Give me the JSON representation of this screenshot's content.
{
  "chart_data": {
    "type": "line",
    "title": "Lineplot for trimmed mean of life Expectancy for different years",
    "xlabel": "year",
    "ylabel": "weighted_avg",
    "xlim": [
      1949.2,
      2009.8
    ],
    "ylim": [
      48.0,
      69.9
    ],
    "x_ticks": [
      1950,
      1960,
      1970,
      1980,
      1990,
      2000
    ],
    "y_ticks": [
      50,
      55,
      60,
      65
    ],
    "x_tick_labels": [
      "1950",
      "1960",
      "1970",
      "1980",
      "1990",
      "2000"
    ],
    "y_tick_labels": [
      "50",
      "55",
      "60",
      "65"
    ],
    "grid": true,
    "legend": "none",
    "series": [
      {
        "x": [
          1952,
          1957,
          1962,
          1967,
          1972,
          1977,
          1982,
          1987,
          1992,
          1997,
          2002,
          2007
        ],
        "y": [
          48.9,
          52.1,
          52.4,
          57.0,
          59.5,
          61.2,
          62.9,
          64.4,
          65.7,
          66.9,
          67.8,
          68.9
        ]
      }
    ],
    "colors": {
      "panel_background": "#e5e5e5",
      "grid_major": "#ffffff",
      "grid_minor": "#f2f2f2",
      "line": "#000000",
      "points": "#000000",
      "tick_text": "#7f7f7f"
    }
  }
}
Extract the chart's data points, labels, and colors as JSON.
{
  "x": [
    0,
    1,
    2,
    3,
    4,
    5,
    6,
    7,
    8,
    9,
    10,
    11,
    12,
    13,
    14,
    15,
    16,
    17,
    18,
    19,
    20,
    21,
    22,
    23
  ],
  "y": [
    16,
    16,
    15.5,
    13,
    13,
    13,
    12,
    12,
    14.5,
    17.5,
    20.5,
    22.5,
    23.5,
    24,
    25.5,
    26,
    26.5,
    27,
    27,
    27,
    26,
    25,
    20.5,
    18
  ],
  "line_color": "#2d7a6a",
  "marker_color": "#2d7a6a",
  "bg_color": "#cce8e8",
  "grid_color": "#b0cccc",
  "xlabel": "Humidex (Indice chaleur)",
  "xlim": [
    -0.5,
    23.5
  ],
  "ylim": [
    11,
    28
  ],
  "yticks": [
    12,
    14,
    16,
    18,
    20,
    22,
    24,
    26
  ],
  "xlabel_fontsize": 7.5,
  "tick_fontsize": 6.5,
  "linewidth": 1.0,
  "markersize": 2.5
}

--------------------------------

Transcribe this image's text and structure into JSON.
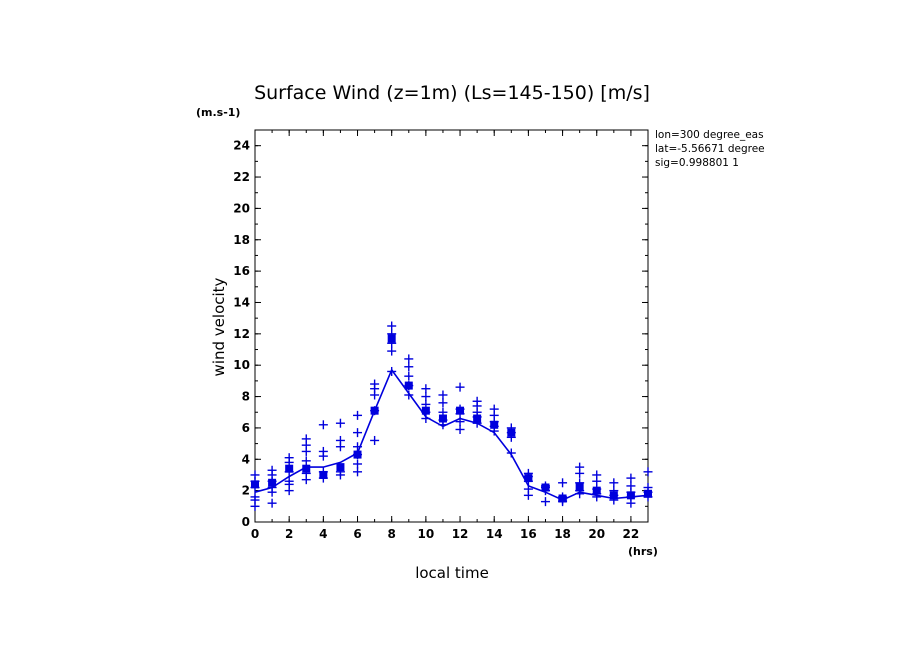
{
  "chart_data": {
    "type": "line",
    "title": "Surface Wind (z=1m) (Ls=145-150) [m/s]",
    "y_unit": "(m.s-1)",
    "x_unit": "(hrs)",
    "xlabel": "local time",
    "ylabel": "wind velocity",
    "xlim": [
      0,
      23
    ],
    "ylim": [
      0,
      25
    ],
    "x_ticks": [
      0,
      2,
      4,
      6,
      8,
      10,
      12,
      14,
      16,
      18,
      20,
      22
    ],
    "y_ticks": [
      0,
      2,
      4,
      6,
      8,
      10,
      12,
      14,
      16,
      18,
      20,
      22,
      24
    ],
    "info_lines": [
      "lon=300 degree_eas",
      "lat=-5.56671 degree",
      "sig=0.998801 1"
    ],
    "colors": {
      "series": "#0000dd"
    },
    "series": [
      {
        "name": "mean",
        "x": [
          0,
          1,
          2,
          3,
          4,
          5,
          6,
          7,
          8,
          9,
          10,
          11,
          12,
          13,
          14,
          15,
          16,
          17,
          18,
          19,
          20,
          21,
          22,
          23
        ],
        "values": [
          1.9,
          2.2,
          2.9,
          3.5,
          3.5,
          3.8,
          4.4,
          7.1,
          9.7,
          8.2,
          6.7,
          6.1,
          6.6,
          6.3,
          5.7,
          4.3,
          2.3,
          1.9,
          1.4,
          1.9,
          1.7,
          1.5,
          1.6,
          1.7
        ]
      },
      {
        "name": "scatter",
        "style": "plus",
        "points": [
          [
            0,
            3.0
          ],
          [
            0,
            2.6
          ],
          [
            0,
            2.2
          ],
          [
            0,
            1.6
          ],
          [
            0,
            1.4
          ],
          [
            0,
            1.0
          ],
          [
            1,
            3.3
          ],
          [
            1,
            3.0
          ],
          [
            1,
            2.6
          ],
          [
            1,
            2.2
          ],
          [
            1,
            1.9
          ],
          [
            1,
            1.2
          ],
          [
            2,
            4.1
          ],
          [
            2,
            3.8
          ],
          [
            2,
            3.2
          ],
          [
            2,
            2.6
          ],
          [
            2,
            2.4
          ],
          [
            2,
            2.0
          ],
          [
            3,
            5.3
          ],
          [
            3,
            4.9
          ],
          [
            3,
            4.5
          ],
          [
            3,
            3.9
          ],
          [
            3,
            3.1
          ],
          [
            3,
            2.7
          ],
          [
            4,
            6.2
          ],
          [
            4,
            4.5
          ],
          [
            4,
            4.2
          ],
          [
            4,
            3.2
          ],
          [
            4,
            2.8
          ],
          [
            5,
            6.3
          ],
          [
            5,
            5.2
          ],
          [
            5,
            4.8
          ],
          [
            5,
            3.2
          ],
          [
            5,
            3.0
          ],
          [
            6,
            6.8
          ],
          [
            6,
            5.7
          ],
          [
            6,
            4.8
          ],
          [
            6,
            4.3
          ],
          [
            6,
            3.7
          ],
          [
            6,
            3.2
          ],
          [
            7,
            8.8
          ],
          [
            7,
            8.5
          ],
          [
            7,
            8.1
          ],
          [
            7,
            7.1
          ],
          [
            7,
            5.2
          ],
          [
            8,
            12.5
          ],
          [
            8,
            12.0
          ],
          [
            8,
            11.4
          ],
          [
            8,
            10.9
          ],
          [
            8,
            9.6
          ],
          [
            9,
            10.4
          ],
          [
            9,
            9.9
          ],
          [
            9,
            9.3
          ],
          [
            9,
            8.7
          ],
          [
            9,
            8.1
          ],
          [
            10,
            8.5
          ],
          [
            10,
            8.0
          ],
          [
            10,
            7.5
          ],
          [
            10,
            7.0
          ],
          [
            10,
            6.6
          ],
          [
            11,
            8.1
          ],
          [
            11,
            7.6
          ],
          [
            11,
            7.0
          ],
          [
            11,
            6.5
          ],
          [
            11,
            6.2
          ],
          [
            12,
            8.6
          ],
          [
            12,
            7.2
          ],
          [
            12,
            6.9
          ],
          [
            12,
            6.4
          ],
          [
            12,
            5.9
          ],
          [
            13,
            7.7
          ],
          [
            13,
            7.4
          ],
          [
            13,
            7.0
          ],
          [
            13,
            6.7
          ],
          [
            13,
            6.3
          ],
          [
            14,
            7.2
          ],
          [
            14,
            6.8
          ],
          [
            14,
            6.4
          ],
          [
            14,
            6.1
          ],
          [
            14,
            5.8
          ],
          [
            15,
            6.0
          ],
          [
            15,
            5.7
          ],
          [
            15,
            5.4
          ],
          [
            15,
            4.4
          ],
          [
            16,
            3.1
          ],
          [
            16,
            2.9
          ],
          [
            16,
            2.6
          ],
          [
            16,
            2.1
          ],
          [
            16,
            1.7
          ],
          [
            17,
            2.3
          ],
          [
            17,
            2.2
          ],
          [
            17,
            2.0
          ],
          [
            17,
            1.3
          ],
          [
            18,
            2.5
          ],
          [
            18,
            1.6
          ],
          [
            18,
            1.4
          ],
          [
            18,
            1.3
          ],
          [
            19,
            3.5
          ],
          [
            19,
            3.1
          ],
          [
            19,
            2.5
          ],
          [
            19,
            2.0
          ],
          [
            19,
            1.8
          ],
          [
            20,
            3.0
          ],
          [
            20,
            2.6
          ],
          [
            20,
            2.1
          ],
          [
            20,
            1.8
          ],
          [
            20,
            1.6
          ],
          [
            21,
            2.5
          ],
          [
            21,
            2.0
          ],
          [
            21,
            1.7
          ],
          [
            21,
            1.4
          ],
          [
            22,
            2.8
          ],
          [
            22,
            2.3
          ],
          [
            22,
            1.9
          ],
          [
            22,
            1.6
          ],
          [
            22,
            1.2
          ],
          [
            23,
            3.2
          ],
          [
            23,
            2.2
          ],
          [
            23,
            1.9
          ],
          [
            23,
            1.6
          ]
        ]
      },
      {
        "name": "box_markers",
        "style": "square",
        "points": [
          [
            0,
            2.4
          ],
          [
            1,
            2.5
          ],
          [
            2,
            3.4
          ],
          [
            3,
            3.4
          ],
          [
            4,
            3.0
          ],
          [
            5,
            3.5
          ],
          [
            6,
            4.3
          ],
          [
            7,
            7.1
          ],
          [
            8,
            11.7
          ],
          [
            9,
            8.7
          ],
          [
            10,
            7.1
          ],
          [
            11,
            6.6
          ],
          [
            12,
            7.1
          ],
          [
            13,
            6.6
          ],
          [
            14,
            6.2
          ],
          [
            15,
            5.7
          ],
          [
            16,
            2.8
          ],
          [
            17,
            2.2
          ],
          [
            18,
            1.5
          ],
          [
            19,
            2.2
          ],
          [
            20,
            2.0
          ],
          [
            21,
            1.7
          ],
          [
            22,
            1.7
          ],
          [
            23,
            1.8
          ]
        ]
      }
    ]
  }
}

--------------------------------

» **What to work on**:
Using the records above, copy each line that contains "mean".

» **The reply**:
    "title": "Lineplot for trimmed mean of life Expectancy for different years",
        "name": "mean",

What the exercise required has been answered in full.